:: STUDY TEXT ::
—————

Approved: 27 February 2019
This designation is without prejudice to positions on status and is in line with UNSCR 1244 and the ICJ Opinion on the Kosovo Declaration of Independence. This footnote applies all the time Kosovo is mentioned in this document.
Notes
The animated map can be downloaded from this http://doi.org/10.5281/zenodo.2583168.
The Seventh meeting (SGE LSD7) of the Standing Group of Experts on Lumpy Skin Disease (SGE LSD) for South‐East Europe under the GF‐TADs umbrella was held in Ohrid, North Macedonia, on 18–19 October 2018. More details at: http://web.oie.int/RR-Europe/eng/Regprog/en_GF_TADS%20-%20Standing%20Group%20LSD.htm
Live‐attenuated vaccines are commercially available against LSD. Homologous vaccine is based on lumpy skin disease virus strain; the most used strain is the Neethling strain from South Africa. Heterologous vaccines are based on other capripox virus strains, mainly sheep and goat pox virus (SGPV strains such as Kenyan SGP O‐240, Yugoslavian RM‐65 and Romanian SPPV strains), which are supposed to confer a certain level of cross protection in cattle, although this is not satisfactory. An increased effectiveness can be achieved when the vaccine is used at 10‐fold dosis than the one used in small ruminants for the control of sheep and goat pox. One new inactivated vaccine has been developed by MCI Sante’ Animale in Morocco, but its efficacy and safety are currently under testing.

—————

:: EXERCISE ::
Print, word for word, the part of the lumpy skin disease text starting at "Approved: 27 February" and ending at "from this http://doi.org/10.5281/zenodo.2583168.".

—————

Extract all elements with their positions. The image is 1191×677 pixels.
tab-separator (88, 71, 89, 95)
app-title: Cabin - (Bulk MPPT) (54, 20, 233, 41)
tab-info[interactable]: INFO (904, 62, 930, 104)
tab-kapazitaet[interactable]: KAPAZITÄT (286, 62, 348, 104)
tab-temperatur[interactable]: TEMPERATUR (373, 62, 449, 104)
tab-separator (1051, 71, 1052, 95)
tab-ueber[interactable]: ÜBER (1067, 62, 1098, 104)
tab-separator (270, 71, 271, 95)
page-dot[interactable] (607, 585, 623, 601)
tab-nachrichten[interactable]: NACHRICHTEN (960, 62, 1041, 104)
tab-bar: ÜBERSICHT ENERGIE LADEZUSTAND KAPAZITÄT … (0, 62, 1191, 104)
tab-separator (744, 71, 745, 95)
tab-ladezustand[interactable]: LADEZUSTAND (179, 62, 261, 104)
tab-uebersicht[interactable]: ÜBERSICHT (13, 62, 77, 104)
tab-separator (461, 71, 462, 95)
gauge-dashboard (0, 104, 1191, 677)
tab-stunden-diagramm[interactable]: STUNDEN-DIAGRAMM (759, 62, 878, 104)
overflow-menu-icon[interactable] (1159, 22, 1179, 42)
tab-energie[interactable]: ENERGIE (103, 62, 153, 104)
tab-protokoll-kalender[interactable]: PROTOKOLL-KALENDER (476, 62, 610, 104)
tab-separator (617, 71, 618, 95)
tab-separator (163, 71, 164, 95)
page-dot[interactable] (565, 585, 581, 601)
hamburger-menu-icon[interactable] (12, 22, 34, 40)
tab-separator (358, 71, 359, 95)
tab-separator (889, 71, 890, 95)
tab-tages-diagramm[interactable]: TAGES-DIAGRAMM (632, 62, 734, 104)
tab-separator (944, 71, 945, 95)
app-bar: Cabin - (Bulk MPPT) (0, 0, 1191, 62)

—————

:: ANSWER TO THIS PROBLEM ::
Approved: 27 February 2019
This designation is without prejudice to positions on status and is in line with UNSCR 1244 and the ICJ Opinion on the Kosovo Declaration of Independence. This footnote applies all the time Kosovo is mentioned in this document.
Notes
The animated map can be downloaded from this http://doi.org/10.5281/zenodo.2583168.